Selected passage:
* * * * * * *
Metalation and activation of Zn 2+ enzymes via early secretory pathway-resident ZNT proteins.

Zinc (Zn 2+ ), an essential trace element, binds to various proteins, including enzymes, transcription factors, channels, and signaling molecules and their receptors, to regulate their activities in a wide range of physiological functions. Zn 2+ proteome analyses have indicated that approximately 10% of the proteins encoded by the human genome have potential Zn 2+ binding sites. Zn 2+ binding to the functional site of a protein (for enzymes, the active site) is termed Zn 2+ metalation. In eukaryotic cells, approximately one-third of proteins are targeted to the endoplasmic reticulum; therefore, a considerable number of proteins mature by Zn 2+ metalation in the early secretory pathway compartments. Failure to capture Zn 2+ in these compartments results in not only the inactivation of enzymes ( apo -Zn 2+ enzymes), but also their elimination via degradation. This process deserves attention because many Zn 2+ enzymes that mature during the secretory process are associated with disease pathogenesis. However, how Zn 2+ is mobilized via Zn 2+ transporters, particularly ZNTs, and incorporated in enzymes has not been fully elucidated from the cellular perspective and much less from the biophysical perspective. This review focuses on Zn 2+ enzymes that are activated by Zn 2+ metalation via Zn 2+ transporters during the secretory process. Further, we describe the importance of Zn 2+ metalation from the physiopathological perspective, helping to reveal the importance of understanding Zn 2+ enzymes from a biophysical perspective.
* * * * * * *
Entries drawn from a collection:
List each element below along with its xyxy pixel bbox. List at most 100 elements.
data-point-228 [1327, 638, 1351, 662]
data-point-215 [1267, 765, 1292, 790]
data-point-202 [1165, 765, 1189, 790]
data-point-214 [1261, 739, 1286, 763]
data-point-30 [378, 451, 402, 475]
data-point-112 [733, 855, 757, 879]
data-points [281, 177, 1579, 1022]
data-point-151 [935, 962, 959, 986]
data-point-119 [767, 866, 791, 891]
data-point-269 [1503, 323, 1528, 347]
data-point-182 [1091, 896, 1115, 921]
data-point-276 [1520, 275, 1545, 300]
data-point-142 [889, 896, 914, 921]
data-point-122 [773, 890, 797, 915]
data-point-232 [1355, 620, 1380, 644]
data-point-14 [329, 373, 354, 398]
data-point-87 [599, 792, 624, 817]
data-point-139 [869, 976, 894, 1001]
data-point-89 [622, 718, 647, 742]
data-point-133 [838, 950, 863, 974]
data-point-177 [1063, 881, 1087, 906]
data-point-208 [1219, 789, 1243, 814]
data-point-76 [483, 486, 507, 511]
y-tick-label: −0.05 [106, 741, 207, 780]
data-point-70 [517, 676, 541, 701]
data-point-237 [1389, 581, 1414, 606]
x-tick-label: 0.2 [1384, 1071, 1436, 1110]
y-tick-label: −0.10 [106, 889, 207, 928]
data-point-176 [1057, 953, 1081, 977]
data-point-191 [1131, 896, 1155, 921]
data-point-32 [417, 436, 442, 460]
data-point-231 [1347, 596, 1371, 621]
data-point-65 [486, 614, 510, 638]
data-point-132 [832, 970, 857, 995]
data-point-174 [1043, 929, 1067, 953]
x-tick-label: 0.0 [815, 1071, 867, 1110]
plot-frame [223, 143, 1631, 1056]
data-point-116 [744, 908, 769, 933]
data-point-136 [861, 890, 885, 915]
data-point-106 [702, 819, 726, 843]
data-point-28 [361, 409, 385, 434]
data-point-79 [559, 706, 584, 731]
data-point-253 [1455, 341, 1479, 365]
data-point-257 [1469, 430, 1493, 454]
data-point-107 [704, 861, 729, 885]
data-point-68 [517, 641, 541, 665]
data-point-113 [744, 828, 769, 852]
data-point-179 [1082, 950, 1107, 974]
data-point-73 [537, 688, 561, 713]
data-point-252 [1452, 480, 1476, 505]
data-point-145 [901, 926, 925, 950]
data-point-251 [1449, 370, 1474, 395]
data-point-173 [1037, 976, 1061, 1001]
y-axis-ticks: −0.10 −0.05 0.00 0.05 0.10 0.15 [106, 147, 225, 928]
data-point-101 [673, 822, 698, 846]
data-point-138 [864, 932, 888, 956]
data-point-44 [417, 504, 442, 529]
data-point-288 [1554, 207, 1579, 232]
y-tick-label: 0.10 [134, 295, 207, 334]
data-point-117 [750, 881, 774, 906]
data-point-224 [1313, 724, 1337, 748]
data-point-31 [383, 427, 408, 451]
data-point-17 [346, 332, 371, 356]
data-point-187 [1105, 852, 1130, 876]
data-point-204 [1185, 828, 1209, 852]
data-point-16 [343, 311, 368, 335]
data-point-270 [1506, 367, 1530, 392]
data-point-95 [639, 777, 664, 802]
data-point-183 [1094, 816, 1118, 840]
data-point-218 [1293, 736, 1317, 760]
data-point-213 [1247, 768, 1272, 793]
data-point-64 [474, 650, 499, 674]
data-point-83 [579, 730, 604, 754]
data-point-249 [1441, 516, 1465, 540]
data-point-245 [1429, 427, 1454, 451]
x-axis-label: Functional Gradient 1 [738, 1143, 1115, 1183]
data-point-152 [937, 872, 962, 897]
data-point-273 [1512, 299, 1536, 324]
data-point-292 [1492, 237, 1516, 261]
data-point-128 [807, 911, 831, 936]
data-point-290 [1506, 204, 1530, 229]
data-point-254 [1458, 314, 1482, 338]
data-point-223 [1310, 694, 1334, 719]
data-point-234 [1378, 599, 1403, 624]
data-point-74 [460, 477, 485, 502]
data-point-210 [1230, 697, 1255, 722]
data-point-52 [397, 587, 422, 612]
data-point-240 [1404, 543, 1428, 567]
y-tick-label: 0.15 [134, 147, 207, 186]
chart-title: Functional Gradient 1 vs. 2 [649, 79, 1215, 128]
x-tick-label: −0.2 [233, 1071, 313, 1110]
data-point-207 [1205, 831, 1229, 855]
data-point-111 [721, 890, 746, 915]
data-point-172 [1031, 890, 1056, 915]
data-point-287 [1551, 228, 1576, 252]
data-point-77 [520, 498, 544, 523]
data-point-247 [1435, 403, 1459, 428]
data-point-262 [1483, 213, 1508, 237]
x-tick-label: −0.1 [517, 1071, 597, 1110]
* * * * * * *
What you need to do: Please answer from the abstract on zinc enzyme metalation: approximately what fraction of proteins in eukaryotic cells are targeted to the endoplasmic reticulum?

Written response: Approximately one-third.